(Dataset entries)
## START

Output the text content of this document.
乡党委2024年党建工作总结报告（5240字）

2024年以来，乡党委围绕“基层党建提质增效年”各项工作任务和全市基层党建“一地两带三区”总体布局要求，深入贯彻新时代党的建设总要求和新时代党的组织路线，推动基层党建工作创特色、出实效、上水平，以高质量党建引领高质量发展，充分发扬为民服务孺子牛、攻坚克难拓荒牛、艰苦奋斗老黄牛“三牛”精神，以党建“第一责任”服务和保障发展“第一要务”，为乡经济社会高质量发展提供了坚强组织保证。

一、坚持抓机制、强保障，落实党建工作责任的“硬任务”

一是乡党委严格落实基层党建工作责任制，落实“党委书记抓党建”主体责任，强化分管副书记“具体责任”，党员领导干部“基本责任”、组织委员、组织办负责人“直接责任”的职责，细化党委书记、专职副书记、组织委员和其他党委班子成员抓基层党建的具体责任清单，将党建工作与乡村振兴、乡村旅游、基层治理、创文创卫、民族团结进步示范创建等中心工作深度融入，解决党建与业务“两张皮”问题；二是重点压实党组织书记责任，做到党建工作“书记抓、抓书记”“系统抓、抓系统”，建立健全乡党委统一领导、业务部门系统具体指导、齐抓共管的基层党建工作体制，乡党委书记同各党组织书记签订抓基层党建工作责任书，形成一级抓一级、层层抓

## END

> Stated task: All of the entries above need to be reproduced exactly.

> Result:
Output the text content of this document.
乡党委2024年党建工作总结报告（5240字）

2024年以来，乡党委围绕“基层党建提质增效年”各项工作任务和全市基层党建“一地两带三区”总体布局要求，深入贯彻新时代党的建设总要求和新时代党的组织路线，推动基层党建工作创特色、出实效、上水平，以高质量党建引领高质量发展，充分发扬为民服务孺子牛、攻坚克难拓荒牛、艰苦奋斗老黄牛“三牛”精神，以党建“第一责任”服务和保障发展“第一要务”，为乡经济社会高质量发展提供了坚强组织保证。

一、坚持抓机制、强保障，落实党建工作责任的“硬任务”

一是乡党委严格落实基层党建工作责任制，落实“党委书记抓党建”主体责任，强化分管副书记“具体责任”，党员领导干部“基本责任”、组织委员、组织办负责人“直接责任”的职责，细化党委书记、专职副书记、组织委员和其他党委班子成员抓基层党建的具体责任清单，将党建工作与乡村振兴、乡村旅游、基层治理、创文创卫、民族团结进步示范创建等中心工作深度融入，解决党建与业务“两张皮”问题；二是重点压实党组织书记责任，做到党建工作“书记抓、抓书记”“系统抓、抓系统”，建立健全乡党委统一领导、业务部门系统具体指导、齐抓共管的基层党建工作体制，乡党委书记同各党组织书记签订抓基层党建工作责任书，形成一级抓一级、层层抓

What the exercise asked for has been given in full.